[Records shown start]
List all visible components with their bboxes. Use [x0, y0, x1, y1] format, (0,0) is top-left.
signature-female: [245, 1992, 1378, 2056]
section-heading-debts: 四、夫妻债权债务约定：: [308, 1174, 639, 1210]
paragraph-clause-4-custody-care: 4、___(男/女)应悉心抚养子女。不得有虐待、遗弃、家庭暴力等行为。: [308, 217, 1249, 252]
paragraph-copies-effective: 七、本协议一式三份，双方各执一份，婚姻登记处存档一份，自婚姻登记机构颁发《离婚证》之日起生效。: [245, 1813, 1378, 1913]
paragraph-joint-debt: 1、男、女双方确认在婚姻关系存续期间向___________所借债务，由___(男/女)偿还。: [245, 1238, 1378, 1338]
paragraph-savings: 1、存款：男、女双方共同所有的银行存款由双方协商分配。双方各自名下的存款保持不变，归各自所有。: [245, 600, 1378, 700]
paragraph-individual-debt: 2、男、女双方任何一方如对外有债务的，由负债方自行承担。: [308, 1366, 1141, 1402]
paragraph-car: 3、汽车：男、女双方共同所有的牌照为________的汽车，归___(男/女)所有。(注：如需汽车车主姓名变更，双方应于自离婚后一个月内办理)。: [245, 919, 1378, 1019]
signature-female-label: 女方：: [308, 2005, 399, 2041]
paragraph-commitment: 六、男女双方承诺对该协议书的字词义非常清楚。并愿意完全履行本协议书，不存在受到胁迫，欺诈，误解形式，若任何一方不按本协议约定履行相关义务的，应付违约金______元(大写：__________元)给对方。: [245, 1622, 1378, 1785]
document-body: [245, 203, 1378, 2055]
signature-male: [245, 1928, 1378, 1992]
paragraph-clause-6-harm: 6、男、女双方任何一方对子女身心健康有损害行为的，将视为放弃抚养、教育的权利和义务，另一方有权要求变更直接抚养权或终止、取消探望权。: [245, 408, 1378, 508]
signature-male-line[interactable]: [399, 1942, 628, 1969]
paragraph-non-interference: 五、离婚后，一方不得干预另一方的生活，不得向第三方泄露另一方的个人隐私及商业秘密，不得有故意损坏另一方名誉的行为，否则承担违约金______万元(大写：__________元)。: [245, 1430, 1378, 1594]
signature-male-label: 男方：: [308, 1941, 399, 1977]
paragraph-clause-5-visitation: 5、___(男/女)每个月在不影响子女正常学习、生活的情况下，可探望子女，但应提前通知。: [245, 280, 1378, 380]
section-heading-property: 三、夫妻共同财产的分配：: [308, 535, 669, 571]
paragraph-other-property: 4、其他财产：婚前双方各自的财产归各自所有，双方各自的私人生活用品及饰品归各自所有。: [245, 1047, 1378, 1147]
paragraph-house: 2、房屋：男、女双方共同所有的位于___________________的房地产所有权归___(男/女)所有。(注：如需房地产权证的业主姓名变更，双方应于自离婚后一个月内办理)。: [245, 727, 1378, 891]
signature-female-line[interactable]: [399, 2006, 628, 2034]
[Records shown end]
> _What is required_
Locate every row above that contains the string "line" and copy each of those rows in full. Case counts.

> _Answer to this problem_
signature-male-line[interactable]: [399, 1942, 628, 1969]
signature-female-line[interactable]: [399, 2006, 628, 2034]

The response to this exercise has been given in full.